Echo each row below word for word, keeping their order and putting each on its own line.

/---

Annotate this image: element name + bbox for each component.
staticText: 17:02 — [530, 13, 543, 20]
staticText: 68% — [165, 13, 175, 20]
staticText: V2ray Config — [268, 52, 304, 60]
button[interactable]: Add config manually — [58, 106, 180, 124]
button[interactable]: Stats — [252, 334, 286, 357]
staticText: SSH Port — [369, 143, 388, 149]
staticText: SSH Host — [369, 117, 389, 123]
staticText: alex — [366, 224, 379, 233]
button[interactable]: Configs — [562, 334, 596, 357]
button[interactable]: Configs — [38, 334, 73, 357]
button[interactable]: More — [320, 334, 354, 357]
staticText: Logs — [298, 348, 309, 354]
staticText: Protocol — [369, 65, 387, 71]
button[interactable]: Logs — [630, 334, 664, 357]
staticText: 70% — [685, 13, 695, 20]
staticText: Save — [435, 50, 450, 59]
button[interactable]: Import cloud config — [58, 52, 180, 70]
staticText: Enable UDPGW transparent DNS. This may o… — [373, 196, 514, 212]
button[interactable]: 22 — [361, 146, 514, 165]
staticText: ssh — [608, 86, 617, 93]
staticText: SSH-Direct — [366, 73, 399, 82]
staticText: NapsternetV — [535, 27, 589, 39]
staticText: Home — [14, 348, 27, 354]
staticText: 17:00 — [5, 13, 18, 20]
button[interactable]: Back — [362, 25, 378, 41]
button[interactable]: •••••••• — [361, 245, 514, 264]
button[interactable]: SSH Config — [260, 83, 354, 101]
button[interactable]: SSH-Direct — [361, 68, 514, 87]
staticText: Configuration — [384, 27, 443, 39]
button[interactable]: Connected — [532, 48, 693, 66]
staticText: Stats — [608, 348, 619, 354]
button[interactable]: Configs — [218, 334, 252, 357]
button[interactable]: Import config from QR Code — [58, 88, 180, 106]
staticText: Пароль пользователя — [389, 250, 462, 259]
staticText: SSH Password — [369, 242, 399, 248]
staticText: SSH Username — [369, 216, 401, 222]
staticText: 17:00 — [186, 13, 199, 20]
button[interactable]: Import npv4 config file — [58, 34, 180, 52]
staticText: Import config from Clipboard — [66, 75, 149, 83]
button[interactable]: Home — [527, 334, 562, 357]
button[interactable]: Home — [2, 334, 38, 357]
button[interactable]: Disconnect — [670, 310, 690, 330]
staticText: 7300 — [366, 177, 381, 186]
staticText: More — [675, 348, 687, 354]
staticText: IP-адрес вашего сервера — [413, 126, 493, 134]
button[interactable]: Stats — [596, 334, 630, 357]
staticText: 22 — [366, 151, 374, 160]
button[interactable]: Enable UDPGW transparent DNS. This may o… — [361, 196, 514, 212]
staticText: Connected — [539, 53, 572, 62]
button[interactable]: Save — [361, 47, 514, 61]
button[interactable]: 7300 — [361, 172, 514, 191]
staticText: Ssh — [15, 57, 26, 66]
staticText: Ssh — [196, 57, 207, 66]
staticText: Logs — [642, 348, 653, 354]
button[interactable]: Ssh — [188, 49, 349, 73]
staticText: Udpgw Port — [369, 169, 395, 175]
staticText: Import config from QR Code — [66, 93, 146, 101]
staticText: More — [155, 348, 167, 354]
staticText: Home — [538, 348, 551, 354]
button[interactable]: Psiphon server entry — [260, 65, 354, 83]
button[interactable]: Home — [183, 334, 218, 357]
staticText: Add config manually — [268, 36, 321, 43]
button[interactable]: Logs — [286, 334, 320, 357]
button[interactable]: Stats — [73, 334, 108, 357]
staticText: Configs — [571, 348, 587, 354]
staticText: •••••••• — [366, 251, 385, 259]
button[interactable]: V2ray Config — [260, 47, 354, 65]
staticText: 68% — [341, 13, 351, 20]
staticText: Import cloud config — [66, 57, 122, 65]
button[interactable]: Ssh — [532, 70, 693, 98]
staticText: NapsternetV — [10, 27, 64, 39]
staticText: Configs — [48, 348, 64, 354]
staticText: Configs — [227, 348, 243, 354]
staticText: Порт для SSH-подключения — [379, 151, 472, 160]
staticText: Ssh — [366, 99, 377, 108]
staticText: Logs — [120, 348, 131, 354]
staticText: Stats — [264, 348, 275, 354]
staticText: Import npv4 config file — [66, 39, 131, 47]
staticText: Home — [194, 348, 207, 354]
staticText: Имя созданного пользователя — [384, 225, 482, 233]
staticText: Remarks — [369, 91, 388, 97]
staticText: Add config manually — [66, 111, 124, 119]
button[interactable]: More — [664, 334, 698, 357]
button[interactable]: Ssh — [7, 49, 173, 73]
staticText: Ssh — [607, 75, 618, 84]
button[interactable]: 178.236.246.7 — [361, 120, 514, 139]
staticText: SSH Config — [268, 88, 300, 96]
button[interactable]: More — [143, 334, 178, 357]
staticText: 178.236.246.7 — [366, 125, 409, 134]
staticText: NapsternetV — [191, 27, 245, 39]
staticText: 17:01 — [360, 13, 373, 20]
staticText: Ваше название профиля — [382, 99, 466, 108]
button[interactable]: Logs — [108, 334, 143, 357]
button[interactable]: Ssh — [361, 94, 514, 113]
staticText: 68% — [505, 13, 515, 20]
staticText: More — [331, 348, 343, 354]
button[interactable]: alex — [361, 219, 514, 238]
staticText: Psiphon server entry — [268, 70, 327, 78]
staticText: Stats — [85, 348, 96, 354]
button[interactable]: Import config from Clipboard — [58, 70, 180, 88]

\---

FINAL ANSWER:
Annotate this image: element name + bbox for each component.
staticText: 17:02 — [530, 13, 543, 20]
staticText: 68% — [165, 13, 175, 20]
staticText: V2ray Config — [268, 52, 304, 60]
button[interactable]: Add config manually — [58, 106, 180, 124]
button[interactable]: Stats — [252, 334, 286, 357]
staticText: SSH Port — [369, 143, 388, 149]
staticText: SSH Host — [369, 117, 389, 123]
staticText: alex — [366, 224, 379, 233]
button[interactable]: Configs — [562, 334, 596, 357]
button[interactable]: Configs — [38, 334, 73, 357]
button[interactable]: More — [320, 334, 354, 357]
staticText: Logs — [298, 348, 309, 354]
staticText: Protocol — [369, 65, 387, 71]
button[interactable]: Logs — [630, 334, 664, 357]
staticText: 70% — [685, 13, 695, 20]
staticText: Save — [435, 50, 450, 59]
button[interactable]: Import cloud config — [58, 52, 180, 70]
staticText: Enable UDPGW transparent DNS. This may o… — [373, 196, 514, 212]
button[interactable]: 22 — [361, 146, 514, 165]
staticText: ssh — [608, 86, 617, 93]
staticText: SSH-Direct — [366, 73, 399, 82]
staticText: NapsternetV — [535, 27, 589, 39]
staticText: Home — [14, 348, 27, 354]
staticText: 17:00 — [5, 13, 18, 20]
button[interactable]: Back — [362, 25, 378, 41]
button[interactable]: •••••••• — [361, 245, 514, 264]
button[interactable]: SSH Config — [260, 83, 354, 101]
button[interactable]: SSH-Direct — [361, 68, 514, 87]
staticText: Configuration — [384, 27, 443, 39]
button[interactable]: Connected — [532, 48, 693, 66]
staticText: Stats — [608, 348, 619, 354]
button[interactable]: Configs — [218, 334, 252, 357]
button[interactable]: Import config from QR Code — [58, 88, 180, 106]
staticText: Пароль пользователя — [389, 250, 462, 259]
staticText: SSH Password — [369, 242, 399, 248]
staticText: SSH Username — [369, 216, 401, 222]
staticText: 17:00 — [186, 13, 199, 20]
button[interactable]: Import npv4 config file — [58, 34, 180, 52]
staticText: Import config from Clipboard — [66, 75, 149, 83]
button[interactable]: Home — [527, 334, 562, 357]
button[interactable]: Home — [2, 334, 38, 357]
button[interactable]: Disconnect — [670, 310, 690, 330]
staticText: 7300 — [366, 177, 381, 186]
staticText: More — [675, 348, 687, 354]
staticText: IP-адрес вашего сервера — [413, 126, 493, 134]
button[interactable]: Stats — [596, 334, 630, 357]
staticText: 22 — [366, 151, 374, 160]
button[interactable]: Enable UDPGW transparent DNS. This may o… — [361, 196, 514, 212]
staticText: Connected — [539, 53, 572, 62]
button[interactable]: Save — [361, 47, 514, 61]
button[interactable]: 7300 — [361, 172, 514, 191]
staticText: Ssh — [15, 57, 26, 66]
staticText: Ssh — [196, 57, 207, 66]
staticText: Logs — [642, 348, 653, 354]
button[interactable]: Ssh — [188, 49, 349, 73]
staticText: Udpgw Port — [369, 169, 395, 175]
staticText: Import config from QR Code — [66, 93, 146, 101]
staticText: More — [155, 348, 167, 354]
staticText: Home — [538, 348, 551, 354]
button[interactable]: Psiphon server entry — [260, 65, 354, 83]
button[interactable]: Home — [183, 334, 218, 357]
staticText: Add config manually — [268, 36, 321, 43]
button[interactable]: Logs — [286, 334, 320, 357]
button[interactable]: Stats — [73, 334, 108, 357]
staticText: Configs — [571, 348, 587, 354]
staticText: •••••••• — [366, 251, 385, 259]
button[interactable]: V2ray Config — [260, 47, 354, 65]
staticText: 68% — [341, 13, 351, 20]
staticText: Import cloud config — [66, 57, 122, 65]
button[interactable]: Ssh — [532, 70, 693, 98]
staticText: NapsternetV — [10, 27, 64, 39]
staticText: Configs — [48, 348, 64, 354]
staticText: Configs — [227, 348, 243, 354]
staticText: Порт для SSH-подключения — [379, 151, 472, 160]
staticText: Ssh — [366, 99, 377, 108]
staticText: Logs — [120, 348, 131, 354]
staticText: Stats — [264, 348, 275, 354]
staticText: Import npv4 config file — [66, 39, 131, 47]
staticText: Home — [194, 348, 207, 354]
staticText: Имя созданного пользователя — [384, 225, 482, 233]
staticText: Remarks — [369, 91, 388, 97]
staticText: Add config manually — [66, 111, 124, 119]
button[interactable]: More — [664, 334, 698, 357]
button[interactable]: Ssh — [7, 49, 173, 73]
staticText: Ssh — [607, 75, 618, 84]
button[interactable]: 178.236.246.7 — [361, 120, 514, 139]
staticText: SSH Config — [268, 88, 300, 96]
button[interactable]: More — [143, 334, 178, 357]
staticText: 178.236.246.7 — [366, 125, 409, 134]
staticText: NapsternetV — [191, 27, 245, 39]
staticText: 17:01 — [360, 13, 373, 20]
staticText: Ваше название профиля — [382, 99, 466, 108]
button[interactable]: Logs — [108, 334, 143, 357]
button[interactable]: Ssh — [361, 94, 514, 113]
staticText: 68% — [505, 13, 515, 20]
staticText: More — [331, 348, 343, 354]
button[interactable]: alex — [361, 219, 514, 238]
staticText: Psiphon server entry — [268, 70, 327, 78]
staticText: Stats — [85, 348, 96, 354]
button[interactable]: Import config from Clipboard — [58, 70, 180, 88]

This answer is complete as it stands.